-- start of Data records --

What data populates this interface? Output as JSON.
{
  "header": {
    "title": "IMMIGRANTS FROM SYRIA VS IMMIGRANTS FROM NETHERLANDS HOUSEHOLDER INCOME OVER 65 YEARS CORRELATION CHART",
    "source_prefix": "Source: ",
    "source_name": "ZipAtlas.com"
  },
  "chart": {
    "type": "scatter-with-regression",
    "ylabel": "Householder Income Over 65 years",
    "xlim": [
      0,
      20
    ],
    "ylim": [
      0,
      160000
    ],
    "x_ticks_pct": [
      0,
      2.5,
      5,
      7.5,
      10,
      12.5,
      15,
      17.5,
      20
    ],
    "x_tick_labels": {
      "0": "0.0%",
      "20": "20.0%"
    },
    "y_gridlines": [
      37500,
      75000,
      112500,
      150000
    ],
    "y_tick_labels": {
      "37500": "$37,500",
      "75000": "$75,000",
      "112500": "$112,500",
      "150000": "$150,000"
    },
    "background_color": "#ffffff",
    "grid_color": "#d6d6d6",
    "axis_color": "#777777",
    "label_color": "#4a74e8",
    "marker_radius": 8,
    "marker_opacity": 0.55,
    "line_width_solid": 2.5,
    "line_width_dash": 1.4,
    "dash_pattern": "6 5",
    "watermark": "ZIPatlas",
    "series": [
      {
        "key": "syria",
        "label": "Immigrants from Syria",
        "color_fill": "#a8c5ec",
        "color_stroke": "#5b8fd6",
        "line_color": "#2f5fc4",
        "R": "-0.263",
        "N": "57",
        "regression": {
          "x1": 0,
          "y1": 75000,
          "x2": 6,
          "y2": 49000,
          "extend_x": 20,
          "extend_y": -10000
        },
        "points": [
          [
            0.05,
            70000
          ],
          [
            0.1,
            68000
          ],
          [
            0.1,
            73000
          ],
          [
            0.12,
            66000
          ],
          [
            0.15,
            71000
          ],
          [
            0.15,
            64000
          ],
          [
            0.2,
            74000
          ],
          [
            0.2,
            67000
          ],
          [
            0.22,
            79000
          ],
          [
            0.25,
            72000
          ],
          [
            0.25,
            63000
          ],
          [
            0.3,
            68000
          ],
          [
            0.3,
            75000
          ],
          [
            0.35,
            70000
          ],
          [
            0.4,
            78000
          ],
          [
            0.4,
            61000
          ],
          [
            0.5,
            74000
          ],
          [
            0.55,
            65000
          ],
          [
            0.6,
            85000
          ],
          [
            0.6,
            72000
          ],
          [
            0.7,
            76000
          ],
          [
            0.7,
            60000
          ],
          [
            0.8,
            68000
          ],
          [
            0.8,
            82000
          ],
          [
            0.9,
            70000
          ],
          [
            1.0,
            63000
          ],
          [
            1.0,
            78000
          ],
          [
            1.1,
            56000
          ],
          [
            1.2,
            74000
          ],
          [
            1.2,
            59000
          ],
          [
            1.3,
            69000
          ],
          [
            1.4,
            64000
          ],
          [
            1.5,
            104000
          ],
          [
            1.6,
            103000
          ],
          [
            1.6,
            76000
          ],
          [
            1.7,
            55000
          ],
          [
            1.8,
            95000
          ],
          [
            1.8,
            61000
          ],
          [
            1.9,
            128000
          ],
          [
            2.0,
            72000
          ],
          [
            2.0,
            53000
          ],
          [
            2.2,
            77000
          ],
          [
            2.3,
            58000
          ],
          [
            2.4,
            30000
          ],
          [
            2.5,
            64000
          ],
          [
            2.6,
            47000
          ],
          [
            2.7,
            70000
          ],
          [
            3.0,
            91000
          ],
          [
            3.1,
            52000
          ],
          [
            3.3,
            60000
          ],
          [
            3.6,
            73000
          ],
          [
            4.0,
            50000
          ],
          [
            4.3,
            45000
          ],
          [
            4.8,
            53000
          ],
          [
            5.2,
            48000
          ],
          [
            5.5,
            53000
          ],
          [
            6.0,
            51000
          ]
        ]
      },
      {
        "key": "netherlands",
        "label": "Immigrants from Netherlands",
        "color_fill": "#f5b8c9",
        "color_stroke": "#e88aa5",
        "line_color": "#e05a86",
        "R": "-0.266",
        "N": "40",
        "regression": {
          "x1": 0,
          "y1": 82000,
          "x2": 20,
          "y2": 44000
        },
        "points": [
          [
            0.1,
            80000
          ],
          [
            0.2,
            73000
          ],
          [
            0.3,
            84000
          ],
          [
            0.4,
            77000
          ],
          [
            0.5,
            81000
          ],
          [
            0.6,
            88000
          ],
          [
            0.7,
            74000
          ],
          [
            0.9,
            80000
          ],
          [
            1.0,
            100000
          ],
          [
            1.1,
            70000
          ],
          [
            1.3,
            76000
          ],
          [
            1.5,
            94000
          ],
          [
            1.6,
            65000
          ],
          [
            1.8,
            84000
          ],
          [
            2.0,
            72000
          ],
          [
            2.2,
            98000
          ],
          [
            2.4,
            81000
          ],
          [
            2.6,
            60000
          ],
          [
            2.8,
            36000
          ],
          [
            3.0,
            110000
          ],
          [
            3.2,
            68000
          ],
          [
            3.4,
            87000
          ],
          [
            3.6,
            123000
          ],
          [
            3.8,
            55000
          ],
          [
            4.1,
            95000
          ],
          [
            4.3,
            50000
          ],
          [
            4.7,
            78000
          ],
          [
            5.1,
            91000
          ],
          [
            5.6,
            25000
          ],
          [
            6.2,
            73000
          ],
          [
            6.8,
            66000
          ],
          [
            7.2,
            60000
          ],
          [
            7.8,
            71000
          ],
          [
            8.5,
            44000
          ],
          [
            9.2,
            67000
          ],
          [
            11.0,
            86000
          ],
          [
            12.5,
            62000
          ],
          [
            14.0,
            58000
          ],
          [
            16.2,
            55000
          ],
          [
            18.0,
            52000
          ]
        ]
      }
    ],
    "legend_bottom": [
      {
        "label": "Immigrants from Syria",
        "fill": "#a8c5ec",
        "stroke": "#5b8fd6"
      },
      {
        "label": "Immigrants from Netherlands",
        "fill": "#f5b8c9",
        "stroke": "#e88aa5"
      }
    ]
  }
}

-- end of Data records --

Type out the material again exactly as presented.

Solved exercise
What data populates this interface? Output as JSON.
{
  "header": {
    "title": "IMMIGRANTS FROM SYRIA VS IMMIGRANTS FROM NETHERLANDS HOUSEHOLDER INCOME OVER 65 YEARS CORRELATION CHART",
    "source_prefix": "Source: ",
    "source_name": "ZipAtlas.com"
  },
  "chart": {
    "type": "scatter-with-regression",
    "ylabel": "Householder Income Over 65 years",
    "xlim": [
      0,
      20
    ],
    "ylim": [
      0,
      160000
    ],
    "x_ticks_pct": [
      0,
      2.5,
      5,
      7.5,
      10,
      12.5,
      15,
      17.5,
      20
    ],
    "x_tick_labels": {
      "0": "0.0%",
      "20": "20.0%"
    },
    "y_gridlines": [
      37500,
      75000,
      112500,
      150000
    ],
    "y_tick_labels": {
      "37500": "$37,500",
      "75000": "$75,000",
      "112500": "$112,500",
      "150000": "$150,000"
    },
    "background_color": "#ffffff",
    "grid_color": "#d6d6d6",
    "axis_color": "#777777",
    "label_color": "#4a74e8",
    "marker_radius": 8,
    "marker_opacity": 0.55,
    "line_width_solid": 2.5,
    "line_width_dash": 1.4,
    "dash_pattern": "6 5",
    "watermark": "ZIPatlas",
    "series": [
      {
        "key": "syria",
        "label": "Immigrants from Syria",
        "color_fill": "#a8c5ec",
        "color_stroke": "#5b8fd6",
        "line_color": "#2f5fc4",
        "R": "-0.263",
        "N": "57",
        "regression": {
          "x1": 0,
          "y1": 75000,
          "x2": 6,
          "y2": 49000,
          "extend_x": 20,
          "extend_y": -10000
        },
        "points": [
          [
            0.05,
            70000
          ],
          [
            0.1,
            68000
          ],
          [
            0.1,
            73000
          ],
          [
            0.12,
            66000
          ],
          [
            0.15,
            71000
          ],
          [
            0.15,
            64000
          ],
          [
            0.2,
            74000
          ],
          [
            0.2,
            67000
          ],
          [
            0.22,
            79000
          ],
          [
            0.25,
            72000
          ],
          [
            0.25,
            63000
          ],
          [
            0.3,
            68000
          ],
          [
            0.3,
            75000
          ],
          [
            0.35,
            70000
          ],
          [
            0.4,
            78000
          ],
          [
            0.4,
            61000
          ],
          [
            0.5,
            74000
          ],
          [
            0.55,
            65000
          ],
          [
            0.6,
            85000
          ],
          [
            0.6,
            72000
          ],
          [
            0.7,
            76000
          ],
          [
            0.7,
            60000
          ],
          [
            0.8,
            68000
          ],
          [
            0.8,
            82000
          ],
          [
            0.9,
            70000
          ],
          [
            1.0,
            63000
          ],
          [
            1.0,
            78000
          ],
          [
            1.1,
            56000
          ],
          [
            1.2,
            74000
          ],
          [
            1.2,
            59000
          ],
          [
            1.3,
            69000
          ],
          [
            1.4,
            64000
          ],
          [
            1.5,
            104000
          ],
          [
            1.6,
            103000
          ],
          [
            1.6,
            76000
          ],
          [
            1.7,
            55000
          ],
          [
            1.8,
            95000
          ],
          [
            1.8,
            61000
          ],
          [
            1.9,
            128000
          ],
          [
            2.0,
            72000
          ],
          [
            2.0,
            53000
          ],
          [
            2.2,
            77000
          ],
          [
            2.3,
            58000
          ],
          [
            2.4,
            30000
          ],
          [
            2.5,
            64000
          ],
          [
            2.6,
            47000
          ],
          [
            2.7,
            70000
          ],
          [
            3.0,
            91000
          ],
          [
            3.1,
            52000
          ],
          [
            3.3,
            60000
          ],
          [
            3.6,
            73000
          ],
          [
            4.0,
            50000
          ],
          [
            4.3,
            45000
          ],
          [
            4.8,
            53000
          ],
          [
            5.2,
            48000
          ],
          [
            5.5,
            53000
          ],
          [
            6.0,
            51000
          ]
        ]
      },
      {
        "key": "netherlands",
        "label": "Immigrants from Netherlands",
        "color_fill": "#f5b8c9",
        "color_stroke": "#e88aa5",
        "line_color": "#e05a86",
        "R": "-0.266",
        "N": "40",
        "regression": {
          "x1": 0,
          "y1": 82000,
          "x2": 20,
          "y2": 44000
        },
        "points": [
          [
            0.1,
            80000
          ],
          [
            0.2,
            73000
          ],
          [
            0.3,
            84000
          ],
          [
            0.4,
            77000
          ],
          [
            0.5,
            81000
          ],
          [
            0.6,
            88000
          ],
          [
            0.7,
            74000
          ],
          [
            0.9,
            80000
          ],
          [
            1.0,
            100000
          ],
          [
            1.1,
            70000
          ],
          [
            1.3,
            76000
          ],
          [
            1.5,
            94000
          ],
          [
            1.6,
            65000
          ],
          [
            1.8,
            84000
          ],
          [
            2.0,
            72000
          ],
          [
            2.2,
            98000
          ],
          [
            2.4,
            81000
          ],
          [
            2.6,
            60000
          ],
          [
            2.8,
            36000
          ],
          [
            3.0,
            110000
          ],
          [
            3.2,
            68000
          ],
          [
            3.4,
            87000
          ],
          [
            3.6,
            123000
          ],
          [
            3.8,
            55000
          ],
          [
            4.1,
            95000
          ],
          [
            4.3,
            50000
          ],
          [
            4.7,
            78000
          ],
          [
            5.1,
            91000
          ],
          [
            5.6,
            25000
          ],
          [
            6.2,
            73000
          ],
          [
            6.8,
            66000
          ],
          [
            7.2,
            60000
          ],
          [
            7.8,
            71000
          ],
          [
            8.5,
            44000
          ],
          [
            9.2,
            67000
          ],
          [
            11.0,
            86000
          ],
          [
            12.5,
            62000
          ],
          [
            14.0,
            58000
          ],
          [
            16.2,
            55000
          ],
          [
            18.0,
            52000
          ]
        ]
      }
    ],
    "legend_bottom": [
      {
        "label": "Immigrants from Syria",
        "fill": "#a8c5ec",
        "stroke": "#5b8fd6"
      },
      {
        "label": "Immigrants from Netherlands",
        "fill": "#f5b8c9",
        "stroke": "#e88aa5"
      }
    ]
  }
}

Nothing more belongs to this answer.